»»

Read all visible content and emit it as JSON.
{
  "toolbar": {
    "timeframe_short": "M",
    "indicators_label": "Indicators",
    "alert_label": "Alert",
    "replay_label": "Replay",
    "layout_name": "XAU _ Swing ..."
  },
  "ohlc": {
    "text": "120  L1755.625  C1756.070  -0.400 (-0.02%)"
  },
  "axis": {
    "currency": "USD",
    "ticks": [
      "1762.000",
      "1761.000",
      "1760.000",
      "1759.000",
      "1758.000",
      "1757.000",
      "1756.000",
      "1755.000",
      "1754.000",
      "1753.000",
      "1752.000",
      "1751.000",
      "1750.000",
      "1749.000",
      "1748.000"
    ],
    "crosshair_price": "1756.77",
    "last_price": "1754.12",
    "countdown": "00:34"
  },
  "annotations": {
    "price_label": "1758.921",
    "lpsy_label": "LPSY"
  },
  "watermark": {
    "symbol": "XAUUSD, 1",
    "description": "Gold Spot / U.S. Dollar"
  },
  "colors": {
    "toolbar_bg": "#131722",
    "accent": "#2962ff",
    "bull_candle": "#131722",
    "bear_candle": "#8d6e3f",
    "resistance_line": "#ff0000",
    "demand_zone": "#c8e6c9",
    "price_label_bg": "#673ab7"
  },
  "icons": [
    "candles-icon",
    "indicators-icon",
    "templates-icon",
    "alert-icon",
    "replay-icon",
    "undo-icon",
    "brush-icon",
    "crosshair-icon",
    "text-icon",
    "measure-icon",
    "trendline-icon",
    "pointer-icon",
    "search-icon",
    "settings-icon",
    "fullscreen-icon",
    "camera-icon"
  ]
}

««

Set problem: From the listing above, extract every line exactly as it stands.

The reply:
Read all visible content and emit it as JSON.
{
  "toolbar": {
    "timeframe_short": "M",
    "indicators_label": "Indicators",
    "alert_label": "Alert",
    "replay_label": "Replay",
    "layout_name": "XAU _ Swing ..."
  },
  "ohlc": {
    "text": "120  L1755.625  C1756.070  -0.400 (-0.02%)"
  },
  "axis": {
    "currency": "USD",
    "ticks": [
      "1762.000",
      "1761.000",
      "1760.000",
      "1759.000",
      "1758.000",
      "1757.000",
      "1756.000",
      "1755.000",
      "1754.000",
      "1753.000",
      "1752.000",
      "1751.000",
      "1750.000",
      "1749.000",
      "1748.000"
    ],
    "crosshair_price": "1756.77",
    "last_price": "1754.12",
    "countdown": "00:34"
  },
  "annotations": {
    "price_label": "1758.921",
    "lpsy_label": "LPSY"
  },
  "watermark": {
    "symbol": "XAUUSD, 1",
    "description": "Gold Spot / U.S. Dollar"
  },
  "colors": {
    "toolbar_bg": "#131722",
    "accent": "#2962ff",
    "bull_candle": "#131722",
    "bear_candle": "#8d6e3f",
    "resistance_line": "#ff0000",
    "demand_zone": "#c8e6c9",
    "price_label_bg": "#673ab7"
  },
  "icons": [
    "candles-icon",
    "indicators-icon",
    "templates-icon",
    "alert-icon",
    "replay-icon",
    "undo-icon",
    "brush-icon",
    "crosshair-icon",
    "text-icon",
    "measure-icon",
    "trendline-icon",
    "pointer-icon",
    "search-icon",
    "settings-icon",
    "fullscreen-icon",
    "camera-icon"
  ]
}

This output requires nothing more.